Pull out every line in the rows below that contains the string "Memory", and copy each one.
######
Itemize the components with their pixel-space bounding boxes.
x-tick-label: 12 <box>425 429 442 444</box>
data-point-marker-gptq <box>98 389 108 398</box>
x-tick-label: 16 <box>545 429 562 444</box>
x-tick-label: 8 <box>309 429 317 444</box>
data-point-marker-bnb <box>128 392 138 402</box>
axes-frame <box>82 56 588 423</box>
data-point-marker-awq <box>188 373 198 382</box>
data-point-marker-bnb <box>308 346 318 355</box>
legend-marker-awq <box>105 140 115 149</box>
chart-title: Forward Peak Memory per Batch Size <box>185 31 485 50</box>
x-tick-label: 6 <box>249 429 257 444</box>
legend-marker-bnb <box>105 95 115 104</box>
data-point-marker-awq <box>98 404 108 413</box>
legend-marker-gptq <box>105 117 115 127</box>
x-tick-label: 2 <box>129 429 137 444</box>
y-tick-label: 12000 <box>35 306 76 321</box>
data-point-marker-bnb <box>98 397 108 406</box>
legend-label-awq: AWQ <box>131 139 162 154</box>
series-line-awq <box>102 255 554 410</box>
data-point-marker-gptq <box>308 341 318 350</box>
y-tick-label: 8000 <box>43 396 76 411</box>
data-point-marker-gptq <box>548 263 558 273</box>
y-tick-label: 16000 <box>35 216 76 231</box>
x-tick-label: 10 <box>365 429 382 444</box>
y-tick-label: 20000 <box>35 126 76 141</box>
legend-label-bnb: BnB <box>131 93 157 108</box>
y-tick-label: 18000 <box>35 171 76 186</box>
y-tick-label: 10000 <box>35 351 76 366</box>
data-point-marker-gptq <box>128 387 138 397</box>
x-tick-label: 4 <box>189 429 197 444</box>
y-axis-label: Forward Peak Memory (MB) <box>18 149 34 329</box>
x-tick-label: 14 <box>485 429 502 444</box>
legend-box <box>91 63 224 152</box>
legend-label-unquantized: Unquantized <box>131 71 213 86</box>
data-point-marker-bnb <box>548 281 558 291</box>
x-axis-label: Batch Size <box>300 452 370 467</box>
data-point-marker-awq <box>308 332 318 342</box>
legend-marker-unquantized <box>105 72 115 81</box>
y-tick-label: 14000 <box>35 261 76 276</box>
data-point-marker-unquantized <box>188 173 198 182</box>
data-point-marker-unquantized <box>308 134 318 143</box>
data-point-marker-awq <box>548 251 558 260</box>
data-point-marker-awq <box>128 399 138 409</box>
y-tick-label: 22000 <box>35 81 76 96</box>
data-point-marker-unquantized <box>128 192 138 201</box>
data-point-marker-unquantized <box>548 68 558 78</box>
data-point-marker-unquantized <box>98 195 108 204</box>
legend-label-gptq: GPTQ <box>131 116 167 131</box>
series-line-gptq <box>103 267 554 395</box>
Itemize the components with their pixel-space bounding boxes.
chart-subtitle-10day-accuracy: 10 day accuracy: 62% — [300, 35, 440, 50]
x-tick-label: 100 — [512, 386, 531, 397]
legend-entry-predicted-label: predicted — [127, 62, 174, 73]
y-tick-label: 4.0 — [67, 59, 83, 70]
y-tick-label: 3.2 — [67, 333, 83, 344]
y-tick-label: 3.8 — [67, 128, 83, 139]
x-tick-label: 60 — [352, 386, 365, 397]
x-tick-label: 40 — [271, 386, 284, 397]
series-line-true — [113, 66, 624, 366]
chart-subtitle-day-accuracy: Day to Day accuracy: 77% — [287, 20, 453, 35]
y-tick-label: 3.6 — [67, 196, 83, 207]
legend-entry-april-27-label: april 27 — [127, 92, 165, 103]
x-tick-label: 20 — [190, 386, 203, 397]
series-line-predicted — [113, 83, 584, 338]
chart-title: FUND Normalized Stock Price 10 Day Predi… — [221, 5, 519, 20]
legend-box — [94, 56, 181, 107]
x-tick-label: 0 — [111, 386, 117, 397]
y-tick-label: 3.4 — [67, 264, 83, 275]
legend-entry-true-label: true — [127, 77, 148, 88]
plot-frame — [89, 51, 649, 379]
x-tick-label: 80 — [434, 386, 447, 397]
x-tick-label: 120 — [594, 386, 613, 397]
######
● **WRITTEN SOLUTION**:
chart-title: Forward Peak Memory per Batch Size <box>185 31 485 50</box>
y-axis-label: Forward Peak Memory (MB) <box>18 149 34 329</box>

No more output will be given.